Supplied data Start Marker

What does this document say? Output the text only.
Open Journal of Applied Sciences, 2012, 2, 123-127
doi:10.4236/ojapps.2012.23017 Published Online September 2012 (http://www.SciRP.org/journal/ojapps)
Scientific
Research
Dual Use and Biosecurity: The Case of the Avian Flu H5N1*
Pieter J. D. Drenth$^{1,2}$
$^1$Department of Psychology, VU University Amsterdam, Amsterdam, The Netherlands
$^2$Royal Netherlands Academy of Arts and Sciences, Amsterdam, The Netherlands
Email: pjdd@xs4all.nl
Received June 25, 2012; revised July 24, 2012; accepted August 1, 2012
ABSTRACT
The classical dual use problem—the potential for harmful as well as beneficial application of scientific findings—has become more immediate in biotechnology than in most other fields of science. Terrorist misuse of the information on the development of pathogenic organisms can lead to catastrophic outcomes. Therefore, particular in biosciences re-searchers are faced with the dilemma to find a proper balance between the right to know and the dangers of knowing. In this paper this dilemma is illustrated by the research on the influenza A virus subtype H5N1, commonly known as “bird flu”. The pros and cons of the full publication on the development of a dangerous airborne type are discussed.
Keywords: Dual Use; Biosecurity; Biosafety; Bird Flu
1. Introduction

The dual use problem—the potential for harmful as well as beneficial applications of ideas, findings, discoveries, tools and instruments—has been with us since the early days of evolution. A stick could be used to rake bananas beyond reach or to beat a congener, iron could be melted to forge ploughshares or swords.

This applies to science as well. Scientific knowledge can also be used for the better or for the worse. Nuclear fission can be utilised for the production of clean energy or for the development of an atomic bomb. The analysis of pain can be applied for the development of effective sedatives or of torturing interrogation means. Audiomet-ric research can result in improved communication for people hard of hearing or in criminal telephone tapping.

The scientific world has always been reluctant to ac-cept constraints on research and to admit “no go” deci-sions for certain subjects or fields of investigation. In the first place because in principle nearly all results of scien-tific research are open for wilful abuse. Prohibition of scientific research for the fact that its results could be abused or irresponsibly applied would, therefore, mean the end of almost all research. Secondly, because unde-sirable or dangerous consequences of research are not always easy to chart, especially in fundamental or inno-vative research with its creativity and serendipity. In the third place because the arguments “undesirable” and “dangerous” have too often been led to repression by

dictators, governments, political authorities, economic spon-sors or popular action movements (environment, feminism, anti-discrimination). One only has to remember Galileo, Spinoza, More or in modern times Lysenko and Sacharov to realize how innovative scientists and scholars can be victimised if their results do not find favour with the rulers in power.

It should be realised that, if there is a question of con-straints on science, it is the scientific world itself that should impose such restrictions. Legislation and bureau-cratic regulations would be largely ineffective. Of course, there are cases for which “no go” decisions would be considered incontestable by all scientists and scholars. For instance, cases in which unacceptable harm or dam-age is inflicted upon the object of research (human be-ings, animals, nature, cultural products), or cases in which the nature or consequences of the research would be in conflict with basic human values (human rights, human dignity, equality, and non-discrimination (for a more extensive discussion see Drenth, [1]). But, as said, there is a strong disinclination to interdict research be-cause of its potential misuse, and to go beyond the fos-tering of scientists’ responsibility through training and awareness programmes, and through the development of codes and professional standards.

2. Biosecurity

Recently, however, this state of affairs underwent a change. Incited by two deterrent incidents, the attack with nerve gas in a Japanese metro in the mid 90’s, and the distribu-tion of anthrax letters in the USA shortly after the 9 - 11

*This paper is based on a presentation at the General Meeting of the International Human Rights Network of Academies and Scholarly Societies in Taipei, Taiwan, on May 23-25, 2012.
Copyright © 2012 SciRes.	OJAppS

Supplied data End Marker
Supplied data Start Marker

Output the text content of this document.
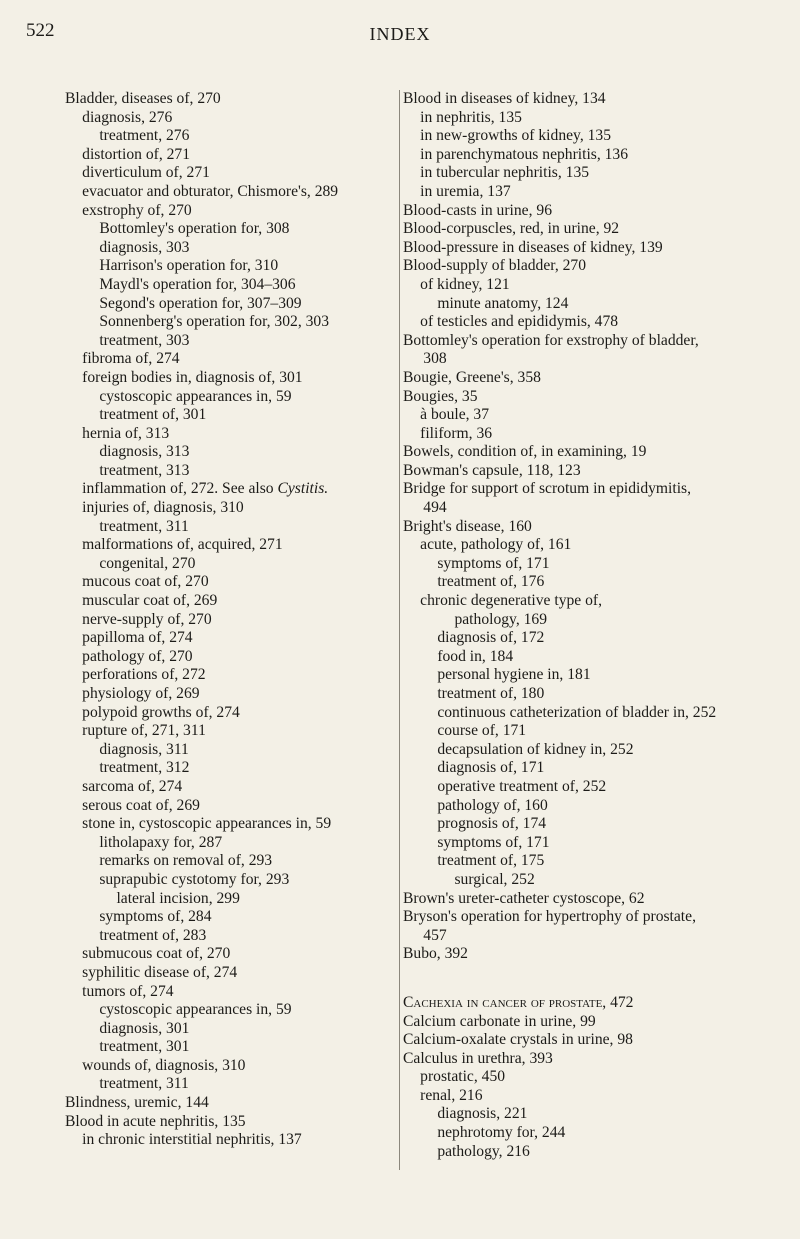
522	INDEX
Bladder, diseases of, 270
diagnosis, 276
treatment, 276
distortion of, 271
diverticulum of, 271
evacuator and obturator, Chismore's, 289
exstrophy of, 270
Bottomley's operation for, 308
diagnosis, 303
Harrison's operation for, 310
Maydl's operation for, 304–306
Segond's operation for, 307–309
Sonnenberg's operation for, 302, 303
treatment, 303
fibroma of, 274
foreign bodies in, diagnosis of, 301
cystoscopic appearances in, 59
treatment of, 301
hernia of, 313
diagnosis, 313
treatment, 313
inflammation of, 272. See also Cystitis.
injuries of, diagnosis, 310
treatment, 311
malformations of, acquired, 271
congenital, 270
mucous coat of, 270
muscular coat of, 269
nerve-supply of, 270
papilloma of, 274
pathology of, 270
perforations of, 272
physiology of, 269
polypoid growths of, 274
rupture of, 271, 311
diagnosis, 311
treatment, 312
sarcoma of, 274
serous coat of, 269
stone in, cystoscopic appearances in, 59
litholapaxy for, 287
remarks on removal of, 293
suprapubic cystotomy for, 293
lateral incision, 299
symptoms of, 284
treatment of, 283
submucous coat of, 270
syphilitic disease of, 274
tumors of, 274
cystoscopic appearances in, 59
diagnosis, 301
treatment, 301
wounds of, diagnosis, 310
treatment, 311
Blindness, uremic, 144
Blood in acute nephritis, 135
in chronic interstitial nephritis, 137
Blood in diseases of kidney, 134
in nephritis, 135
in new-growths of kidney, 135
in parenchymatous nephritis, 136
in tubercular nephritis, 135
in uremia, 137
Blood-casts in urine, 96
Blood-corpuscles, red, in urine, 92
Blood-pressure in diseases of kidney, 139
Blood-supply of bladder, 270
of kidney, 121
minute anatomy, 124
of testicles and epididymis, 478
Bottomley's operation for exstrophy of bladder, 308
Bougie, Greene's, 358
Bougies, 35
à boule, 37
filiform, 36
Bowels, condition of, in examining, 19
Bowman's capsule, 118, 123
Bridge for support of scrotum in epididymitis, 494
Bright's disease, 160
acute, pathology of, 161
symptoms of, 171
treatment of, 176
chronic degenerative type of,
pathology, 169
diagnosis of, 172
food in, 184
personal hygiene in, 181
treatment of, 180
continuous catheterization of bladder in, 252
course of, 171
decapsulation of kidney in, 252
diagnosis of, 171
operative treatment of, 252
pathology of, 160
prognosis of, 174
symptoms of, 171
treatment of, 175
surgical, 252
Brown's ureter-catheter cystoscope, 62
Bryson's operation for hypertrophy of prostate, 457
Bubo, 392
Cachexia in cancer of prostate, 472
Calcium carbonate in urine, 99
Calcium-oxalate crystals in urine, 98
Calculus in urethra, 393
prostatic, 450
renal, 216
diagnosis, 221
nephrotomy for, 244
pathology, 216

Supplied data End Marker
Supplied data Start Marker

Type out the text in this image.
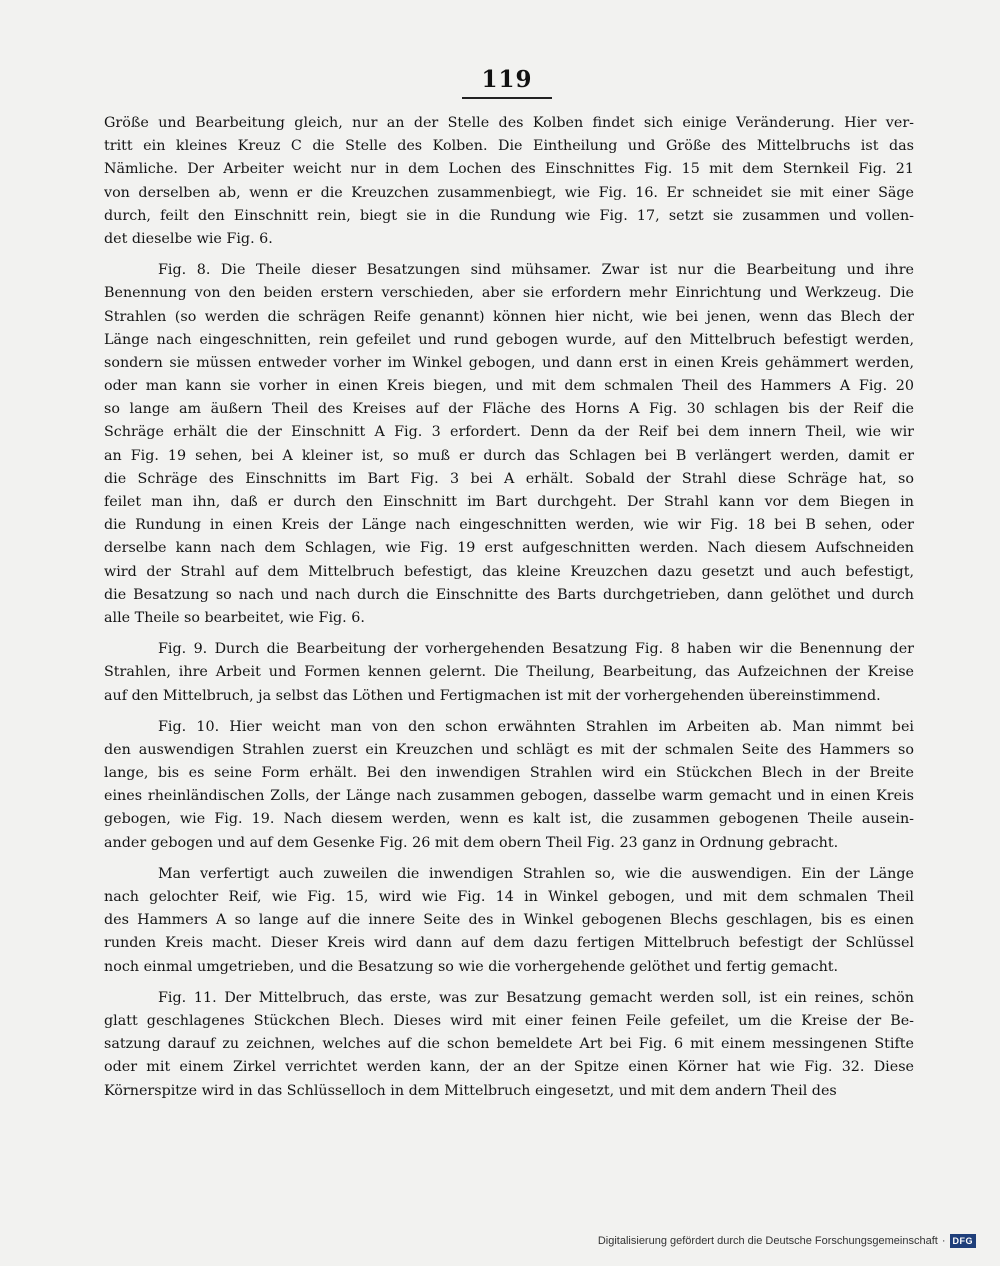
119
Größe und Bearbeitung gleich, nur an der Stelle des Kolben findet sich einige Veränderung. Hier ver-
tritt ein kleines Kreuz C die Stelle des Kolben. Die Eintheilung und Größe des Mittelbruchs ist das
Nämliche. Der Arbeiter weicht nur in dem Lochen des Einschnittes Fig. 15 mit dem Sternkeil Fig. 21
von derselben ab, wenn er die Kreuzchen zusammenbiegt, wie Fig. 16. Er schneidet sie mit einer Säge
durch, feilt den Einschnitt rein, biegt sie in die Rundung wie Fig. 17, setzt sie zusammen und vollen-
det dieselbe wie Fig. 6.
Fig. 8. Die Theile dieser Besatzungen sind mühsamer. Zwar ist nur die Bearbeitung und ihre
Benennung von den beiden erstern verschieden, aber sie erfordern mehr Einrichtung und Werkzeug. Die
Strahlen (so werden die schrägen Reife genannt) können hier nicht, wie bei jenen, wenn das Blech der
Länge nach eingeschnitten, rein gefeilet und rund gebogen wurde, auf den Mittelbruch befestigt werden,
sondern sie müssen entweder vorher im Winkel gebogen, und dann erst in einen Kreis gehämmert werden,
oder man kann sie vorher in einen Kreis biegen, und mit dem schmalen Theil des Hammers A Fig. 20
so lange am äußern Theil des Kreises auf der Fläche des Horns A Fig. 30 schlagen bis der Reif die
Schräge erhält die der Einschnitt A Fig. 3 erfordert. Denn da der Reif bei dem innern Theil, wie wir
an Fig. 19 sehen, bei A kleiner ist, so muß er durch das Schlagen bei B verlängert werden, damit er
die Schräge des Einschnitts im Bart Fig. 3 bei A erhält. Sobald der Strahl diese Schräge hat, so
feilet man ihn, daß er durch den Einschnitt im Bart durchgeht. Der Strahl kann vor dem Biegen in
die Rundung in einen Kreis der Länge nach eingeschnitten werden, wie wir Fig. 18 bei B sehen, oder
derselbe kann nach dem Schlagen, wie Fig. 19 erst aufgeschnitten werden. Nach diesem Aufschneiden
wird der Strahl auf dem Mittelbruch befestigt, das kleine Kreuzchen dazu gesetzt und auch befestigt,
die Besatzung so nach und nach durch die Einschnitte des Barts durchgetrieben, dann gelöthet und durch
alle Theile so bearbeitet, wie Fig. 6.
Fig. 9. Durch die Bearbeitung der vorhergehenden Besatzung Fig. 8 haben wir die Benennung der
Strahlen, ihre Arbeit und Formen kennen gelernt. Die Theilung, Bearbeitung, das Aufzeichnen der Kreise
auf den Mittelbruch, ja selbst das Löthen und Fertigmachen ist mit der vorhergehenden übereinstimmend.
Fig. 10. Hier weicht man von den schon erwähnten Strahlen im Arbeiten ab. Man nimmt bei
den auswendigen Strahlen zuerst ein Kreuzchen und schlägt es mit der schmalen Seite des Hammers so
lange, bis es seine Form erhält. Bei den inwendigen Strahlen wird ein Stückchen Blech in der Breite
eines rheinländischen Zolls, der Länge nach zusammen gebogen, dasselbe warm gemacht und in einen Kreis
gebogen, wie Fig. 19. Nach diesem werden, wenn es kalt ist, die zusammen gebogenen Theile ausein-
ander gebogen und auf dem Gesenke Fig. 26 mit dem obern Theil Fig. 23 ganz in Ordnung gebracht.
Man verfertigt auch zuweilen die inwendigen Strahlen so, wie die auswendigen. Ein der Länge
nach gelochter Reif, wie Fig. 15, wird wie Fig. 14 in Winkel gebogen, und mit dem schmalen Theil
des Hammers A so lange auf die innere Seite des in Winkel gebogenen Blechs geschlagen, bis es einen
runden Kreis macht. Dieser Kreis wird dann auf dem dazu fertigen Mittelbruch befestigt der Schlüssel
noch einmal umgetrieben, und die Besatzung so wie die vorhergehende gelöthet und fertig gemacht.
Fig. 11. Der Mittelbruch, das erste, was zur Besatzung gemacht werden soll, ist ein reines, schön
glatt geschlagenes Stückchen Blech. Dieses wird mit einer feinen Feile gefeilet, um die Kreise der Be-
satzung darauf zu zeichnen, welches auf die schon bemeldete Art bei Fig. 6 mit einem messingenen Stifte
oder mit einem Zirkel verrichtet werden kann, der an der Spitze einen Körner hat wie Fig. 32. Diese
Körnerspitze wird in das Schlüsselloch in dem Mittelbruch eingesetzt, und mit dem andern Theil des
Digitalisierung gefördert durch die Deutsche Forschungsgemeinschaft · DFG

Supplied data End Marker

What you are asked to do:
The only acceptable answer is a number: how many lines of the listing contain the word "Theile".

Solution below:
3